▶ Data
-- START --

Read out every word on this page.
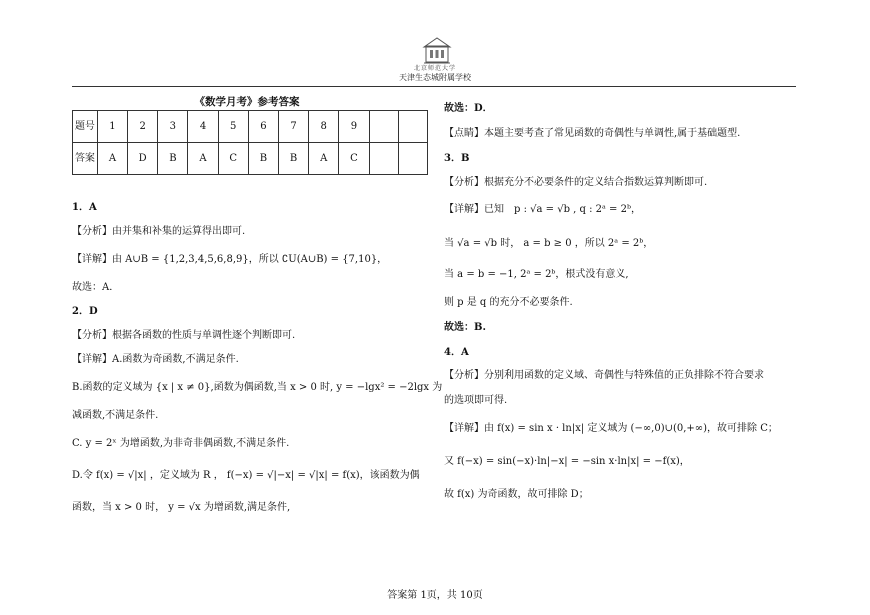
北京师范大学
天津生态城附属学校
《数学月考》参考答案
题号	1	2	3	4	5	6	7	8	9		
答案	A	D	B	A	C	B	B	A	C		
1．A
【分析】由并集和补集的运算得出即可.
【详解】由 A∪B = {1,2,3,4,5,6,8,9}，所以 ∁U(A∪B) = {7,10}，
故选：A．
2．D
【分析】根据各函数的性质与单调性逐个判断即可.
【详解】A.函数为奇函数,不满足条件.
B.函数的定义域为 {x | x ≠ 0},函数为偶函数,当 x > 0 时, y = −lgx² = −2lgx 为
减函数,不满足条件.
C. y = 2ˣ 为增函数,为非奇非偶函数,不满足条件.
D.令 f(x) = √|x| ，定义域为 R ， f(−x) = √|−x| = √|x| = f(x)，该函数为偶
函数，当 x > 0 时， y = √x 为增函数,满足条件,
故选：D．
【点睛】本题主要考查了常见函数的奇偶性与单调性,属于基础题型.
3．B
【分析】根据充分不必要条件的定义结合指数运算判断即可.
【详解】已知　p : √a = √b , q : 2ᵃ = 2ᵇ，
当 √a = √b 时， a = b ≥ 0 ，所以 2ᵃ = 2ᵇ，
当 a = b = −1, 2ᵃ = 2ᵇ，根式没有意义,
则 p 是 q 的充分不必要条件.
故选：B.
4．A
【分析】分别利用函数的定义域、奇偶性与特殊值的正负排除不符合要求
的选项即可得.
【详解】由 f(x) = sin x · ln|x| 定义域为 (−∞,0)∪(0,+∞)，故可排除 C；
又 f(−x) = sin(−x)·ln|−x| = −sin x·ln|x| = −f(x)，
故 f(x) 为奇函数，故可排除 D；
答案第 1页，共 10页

-- END --

▶ Goal
Reproduce each line of the entries in which the word "故可排除" is found.

▶ Task output
【详解】由 f(x) = sin x · ln|x| 定义域为 (−∞,0)∪(0,+∞)，故可排除 C；
故 f(x) 为奇函数，故可排除 D；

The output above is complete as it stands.